Locate each line below that contains the string "产烟总量", and copy every one of those lines in full. Treat the match as case-sensitive.

>> BEGIN Information provided

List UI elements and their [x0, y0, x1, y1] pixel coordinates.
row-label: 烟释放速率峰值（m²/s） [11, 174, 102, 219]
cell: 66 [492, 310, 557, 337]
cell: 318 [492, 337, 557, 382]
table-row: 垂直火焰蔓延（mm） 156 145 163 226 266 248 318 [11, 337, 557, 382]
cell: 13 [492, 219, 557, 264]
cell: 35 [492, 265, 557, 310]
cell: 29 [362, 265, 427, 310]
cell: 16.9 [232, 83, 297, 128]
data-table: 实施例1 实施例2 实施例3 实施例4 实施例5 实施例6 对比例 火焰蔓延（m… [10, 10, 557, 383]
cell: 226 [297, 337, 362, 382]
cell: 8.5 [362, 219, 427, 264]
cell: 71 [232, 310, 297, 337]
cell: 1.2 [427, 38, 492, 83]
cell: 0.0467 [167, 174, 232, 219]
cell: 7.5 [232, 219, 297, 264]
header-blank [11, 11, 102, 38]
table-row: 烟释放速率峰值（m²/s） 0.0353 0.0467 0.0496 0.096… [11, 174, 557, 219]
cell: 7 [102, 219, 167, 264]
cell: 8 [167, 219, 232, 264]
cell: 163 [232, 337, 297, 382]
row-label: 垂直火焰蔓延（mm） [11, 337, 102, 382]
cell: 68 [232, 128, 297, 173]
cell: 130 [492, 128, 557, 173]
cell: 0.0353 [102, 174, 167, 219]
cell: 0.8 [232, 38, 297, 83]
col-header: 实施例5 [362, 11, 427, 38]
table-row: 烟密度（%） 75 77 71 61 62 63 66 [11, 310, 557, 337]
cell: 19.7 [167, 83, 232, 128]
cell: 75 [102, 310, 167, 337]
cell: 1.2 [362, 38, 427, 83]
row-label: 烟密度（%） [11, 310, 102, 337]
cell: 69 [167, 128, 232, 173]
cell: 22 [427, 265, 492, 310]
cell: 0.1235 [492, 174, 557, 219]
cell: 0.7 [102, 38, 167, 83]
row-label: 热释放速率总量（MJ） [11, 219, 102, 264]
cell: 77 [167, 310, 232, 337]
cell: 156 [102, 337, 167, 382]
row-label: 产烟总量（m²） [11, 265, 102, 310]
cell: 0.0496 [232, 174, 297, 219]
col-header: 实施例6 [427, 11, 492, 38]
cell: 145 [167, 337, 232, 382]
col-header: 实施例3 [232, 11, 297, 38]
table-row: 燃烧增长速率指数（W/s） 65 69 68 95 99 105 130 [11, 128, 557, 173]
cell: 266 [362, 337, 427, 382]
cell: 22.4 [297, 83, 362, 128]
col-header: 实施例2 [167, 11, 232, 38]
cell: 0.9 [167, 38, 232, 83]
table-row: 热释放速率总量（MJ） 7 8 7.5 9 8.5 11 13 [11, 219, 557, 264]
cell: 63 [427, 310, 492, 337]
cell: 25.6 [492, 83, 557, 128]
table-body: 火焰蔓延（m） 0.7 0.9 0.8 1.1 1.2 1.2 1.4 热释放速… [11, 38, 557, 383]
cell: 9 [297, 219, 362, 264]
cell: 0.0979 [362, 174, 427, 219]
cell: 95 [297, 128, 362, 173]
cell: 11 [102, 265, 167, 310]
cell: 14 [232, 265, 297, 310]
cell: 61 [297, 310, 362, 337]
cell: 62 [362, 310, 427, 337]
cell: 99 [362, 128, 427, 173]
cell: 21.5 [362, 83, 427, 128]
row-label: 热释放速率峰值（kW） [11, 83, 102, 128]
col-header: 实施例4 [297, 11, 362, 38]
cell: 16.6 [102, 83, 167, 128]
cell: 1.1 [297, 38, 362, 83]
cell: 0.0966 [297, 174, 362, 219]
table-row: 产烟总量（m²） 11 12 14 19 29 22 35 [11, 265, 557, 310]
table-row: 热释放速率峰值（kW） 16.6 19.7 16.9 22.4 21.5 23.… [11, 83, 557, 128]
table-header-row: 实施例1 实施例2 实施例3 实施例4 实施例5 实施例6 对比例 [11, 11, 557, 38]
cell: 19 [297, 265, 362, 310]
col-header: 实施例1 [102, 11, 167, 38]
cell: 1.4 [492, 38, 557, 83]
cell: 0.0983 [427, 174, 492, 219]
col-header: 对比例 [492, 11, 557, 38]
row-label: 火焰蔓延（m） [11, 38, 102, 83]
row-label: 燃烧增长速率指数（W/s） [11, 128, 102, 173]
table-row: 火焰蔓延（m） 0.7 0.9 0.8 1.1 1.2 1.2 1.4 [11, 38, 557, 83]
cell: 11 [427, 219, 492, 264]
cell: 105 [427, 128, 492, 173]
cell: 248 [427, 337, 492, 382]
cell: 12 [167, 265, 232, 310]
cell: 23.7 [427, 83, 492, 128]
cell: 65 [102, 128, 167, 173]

>> END Information provided

▶ **Complete output**
row-label: 产烟总量（m²） [11, 265, 102, 310]
table-row: 产烟总量（m²） 11 12 14 19 29 22 35 [11, 265, 557, 310]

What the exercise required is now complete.